TASK DETAILS
Restate all of the entries exactly, dropping any pictures they hold.

RECORDS FOR THIS EXERCISE

************

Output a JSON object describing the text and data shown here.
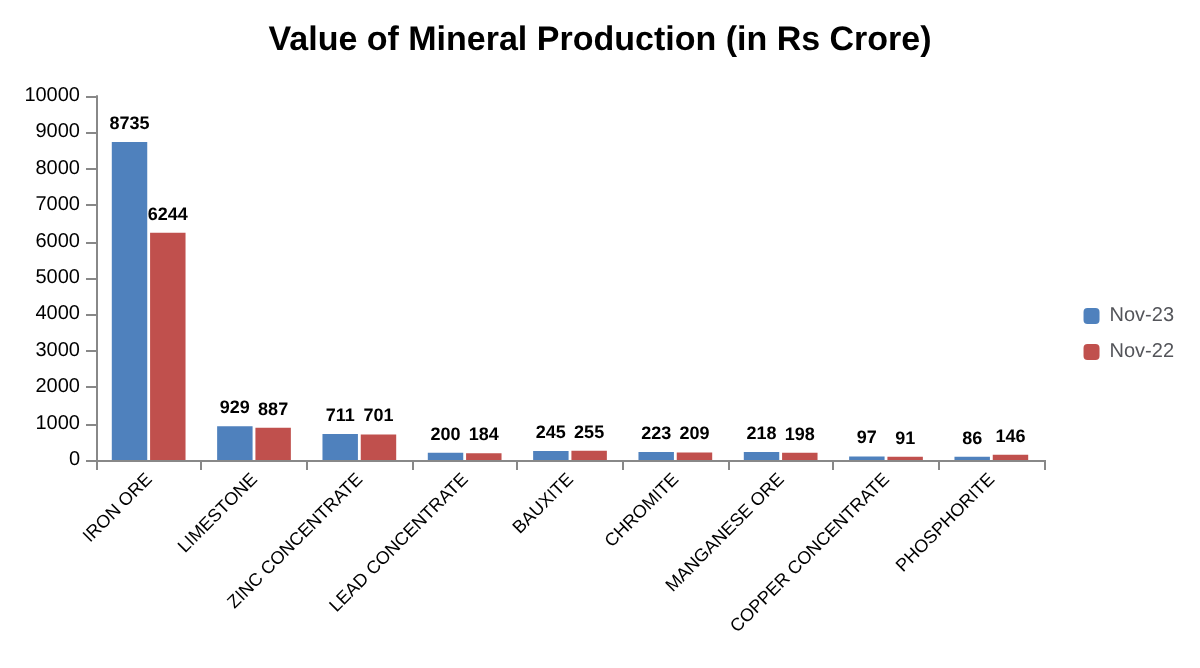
{
  "chart_data": {
    "type": "bar",
    "title": "Value of Mineral Production (in Rs Crore)",
    "categories": [
      "IRON ORE",
      "LIMESTONE",
      "ZINC CONCENTRATE",
      "LEAD CONCENTRATE",
      "BAUXITE",
      "CHROMITE",
      "MANGANESE ORE",
      "COPPER CONCENTRATE",
      "PHOSPHORITE"
    ],
    "series": [
      {
        "name": "Nov-23",
        "color": "#4f81bd",
        "values": [
          8735,
          929,
          711,
          200,
          245,
          223,
          218,
          97,
          86
        ]
      },
      {
        "name": "Nov-22",
        "color": "#c0504d",
        "values": [
          6244,
          887,
          701,
          184,
          255,
          209,
          198,
          91,
          146
        ]
      }
    ],
    "ylim": [
      0,
      10000
    ],
    "yticks": [
      0,
      1000,
      2000,
      3000,
      4000,
      5000,
      6000,
      7000,
      8000,
      9000,
      10000
    ],
    "grid": false,
    "legend": "right",
    "data_labels": true
  }
}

************

COMPLETE ANSWER
Output a JSON object describing the text and data shown here.
{
  "chart_data": {
    "type": "bar",
    "title": "Value of Mineral Production (in Rs Crore)",
    "categories": [
      "IRON ORE",
      "LIMESTONE",
      "ZINC CONCENTRATE",
      "LEAD CONCENTRATE",
      "BAUXITE",
      "CHROMITE",
      "MANGANESE ORE",
      "COPPER CONCENTRATE",
      "PHOSPHORITE"
    ],
    "series": [
      {
        "name": "Nov-23",
        "color": "#4f81bd",
        "values": [
          8735,
          929,
          711,
          200,
          245,
          223,
          218,
          97,
          86
        ]
      },
      {
        "name": "Nov-22",
        "color": "#c0504d",
        "values": [
          6244,
          887,
          701,
          184,
          255,
          209,
          198,
          91,
          146
        ]
      }
    ],
    "ylim": [
      0,
      10000
    ],
    "yticks": [
      0,
      1000,
      2000,
      3000,
      4000,
      5000,
      6000,
      7000,
      8000,
      9000,
      10000
    ],
    "grid": false,
    "legend": "right",
    "data_labels": true
  }
}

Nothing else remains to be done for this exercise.